THE PROBLEM → Pictures are not part of the copy; repeat everything else in the records exactly.

◇ ◇ ◇ ◇ ◇

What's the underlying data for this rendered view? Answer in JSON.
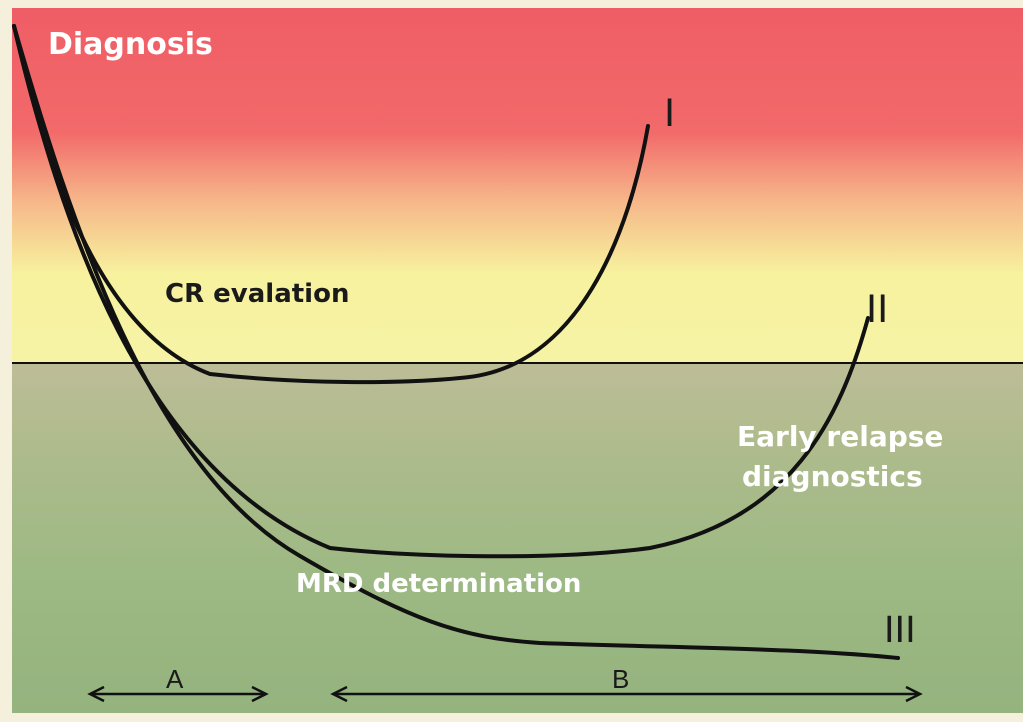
{
  "labels": {
    "diagnosis": "Diagnosis",
    "cr": "CR evalation",
    "early_line1": "Early relapse",
    "early_line2": "diagnostics",
    "mrd": "MRD determination"
  },
  "curves": {
    "one": "I",
    "two": "II",
    "three": "III"
  },
  "intervals": {
    "a": "A",
    "b": "B"
  },
  "colors": {
    "top_red": "#ef5d66",
    "mid_yellow": "#f7f29e",
    "bottom_green": "#9db984",
    "line": "#111111",
    "text_light": "#ffffff",
    "text_dark": "#1a1a1a"
  }
}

◇ ◇ ◇ ◇ ◇

PROBLEM SOLUTION →
What's the underlying data for this rendered view? Answer in JSON.
{
  "labels": {
    "diagnosis": "Diagnosis",
    "cr": "CR evalation",
    "early_line1": "Early relapse",
    "early_line2": "diagnostics",
    "mrd": "MRD determination"
  },
  "curves": {
    "one": "I",
    "two": "II",
    "three": "III"
  },
  "intervals": {
    "a": "A",
    "b": "B"
  },
  "colors": {
    "top_red": "#ef5d66",
    "mid_yellow": "#f7f29e",
    "bottom_green": "#9db984",
    "line": "#111111",
    "text_light": "#ffffff",
    "text_dark": "#1a1a1a"
  }
}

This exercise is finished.